____ READING TEXT

I am a Ford truck man but come on.... If you can't back a trailer, DONT PULL A TRAILER.


----------



## cornshucker (Aug 22, 2011)

If someone can't take time to learn to back a trailer then don't pull it. Drivers should have to do a three point turn and parallel park to get their license. Made our kids (girl and boy) learn to back a trailer. Also won't let them use GPS when finding places fairly close to home, GPS another breeder of stupidity good when used in the right way but don't ever get dependent on a damn machine that can quit in the blink of an eye I know some teenage boys I don't think can find the men's room without the GPS on their Iphone this trailer backing device is just for them. Agree completely with Deadmoose Personally I like to see people who work to learn new things get ahead of people who depend on all of the latest technology or always take the easy way out.


----------



## JD3430 (Jan 1, 2012)

cornshucker said:


> If someone can't take time to learn to back a trailer then don't pull it. Drivers should have to do a three point turn and parallel park to get their license. Made our kids (girl and boy) learn to back a trailer. Also won't let them use GPS when finding places fairly close to home, GPS another breeder of stupidity good when used in the right way but don't ever get dependent on a damn machine that can quit in the blink of an eye I know some teenage boys I don't think can find the men's room without the GPS on their Iphone this trailer backing device is just for them. Agree completely with Deadmoose Personally I like to see people who work to learn new things get ahead of people who depend on all of the latest technology or always take the easy way out.


When I took my CDL test about 30 years ago, I was soaked with sweat. My instructor said "one trip over a white or yellow line costs you 5 points" (out of a possible 100) 80 was the minimum to pass. Had to pull over on busy highway and set up for a flat tire, state the text of every road sign and what it meant while driving. Both hands on wheel. 5 points everytime one hand on wheel except for shifting or signaling. Backing the trailer to the dock was about all I could handle back then. 
I have to admit, I would struggle with passing air brake test with 100% right now.


----------



## mlappin (Jun 25, 2009)

Yep, if you can't back it up, you have no business pulling it forwards either.

Dad has talked about replacing the old grain trucks with ones with automatics so it'd be easier to find help in the fall to drive em, I told him if they can't shift em they don't need to be driving a large truck.


----------



## Grateful11 (Apr 5, 2009)

OT: On the GPS thing, we have one truck that has it built-in and it works better than any I've seen yet but I still don't trust it entirely. I know how to read a map. I was always the one in the front seat of the car in the middle as there was usually Mom and Dad and my brother and 2 sisters there too and I was the youngest. They always seemed to hand me the map or I would look at it while Mom was looking at it and Dad done all the driving. I also know how to track a runaway shot deer, my late Dad taught me how to do that, I found more than one after everyone else had given up. Never got lost in the woods. Amazes me at the number of people that once in a store or parking lot they lose all sense of direction.

________

§ **SHORT EXERCISE A**
Answer these questions from the thread on backing trailers:
(i) What minimum score out of 100 was needed to pass the CDL test JD3430 took?
(ii) What did mlappin's Dad talk about replacing the old grain trucks with?
(iii) Where did Grateful11 always sit in the family car?
§ **SHORT EXERCISE B**
Carry on the thread about backing trailers, picking up after its final post.

____ SUPPLIED RECORDS

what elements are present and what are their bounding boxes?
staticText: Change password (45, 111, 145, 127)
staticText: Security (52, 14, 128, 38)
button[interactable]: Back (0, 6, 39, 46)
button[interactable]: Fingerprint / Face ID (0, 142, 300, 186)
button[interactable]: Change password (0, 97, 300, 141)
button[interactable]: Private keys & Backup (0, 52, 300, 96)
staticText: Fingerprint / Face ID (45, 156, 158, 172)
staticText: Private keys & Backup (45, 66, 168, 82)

________

§ **RIGHT ANSWER A**
(i) 80
(ii) Trucks with automatics
(iii) In the front seat, in the middle

§ **RIGHT ANSWER B**
----------



## 8350HiTech (Jul 26, 2013)

I just don't understand the attitude here. It's basically "do it the way grandpao did or it's not right". Things change. Someone came up with an invention. Innovation isn't going to stop. The world isn't going to suddenly experience more trailer accidents.


----------



## Mike120 (May 4, 2009)

Teslan said:


> I was talking yesterday to a cousin who drives vehicles around for the local Ford Dealer. He said the new F150s shut down at stop lights and such then when you take your foot off the brake they start up fast and go. He says it was just like what the hybrids do. But very disconcerting the first time he transported one. He thought it stalled. I'm just not sure if its good for a truck to start every time you stop.


Last week I was in Denmark and I noticed that all of the diesel Mercedes Taxis did that. One of the drivers told me it was linked to the brakes. It shuts down after a stop and fires back up when you let your foot off. I was surprised how smooth it was, The guy told me that there was a significant fuel savings with it because of the stop and go traffic in Copenhagen. This week was the first week where I've had to go into my office all week during the Houston rush hour traffic in a number of years and it reduced my average by over 2 MPG.


----------



## Mike120 (May 4, 2009)

8350HiTech said:


> I just don't understand the attitude here. It's basically "do it the way grandpao did or it's not right". Things change. Someone came up with an invention. The world isn't going to suddenly experience more trailer accidents.


Deal with the world like it is, not how you'd like it to be.....I love the new technology 'cause the older I get, the less flexible my joints are. I'm just too cheap to buy a new truck, but if someone came up with an automatic hookup for a trailer where I didn't have to get out of the truck......I'd buy it in a minute!


----------



## Grateful11 (Apr 5, 2009)

8350HiTech said:


> I just don't understand the attitude here. It's basically "do it the way grandpao did or it's not right". Things change. Someone came up with an invention. Innovation isn't going to stop. The world isn't going to suddenly experience more trailer accidents.


8350, I understand what you're saying, there's nothing wrong with innovation if there was the world still be chiseling on stone tablets but I've been backing stuff up for over 40 years and my mindset is at the point where I don't think I could use that knob. Maybe it will be great for some people. We looked at truck prices recently and nearly fall to our knees at what they're asking for them, Ford was $3-5K higher than everyone else on a similarly equipped truck and now they want to add a $4000 knob to to it. We had planned on waiting until my wife started drawing her retirement in a few years but by that time a 1/2 truck would probably be well over $60K and decided to bite the bullet and get one now.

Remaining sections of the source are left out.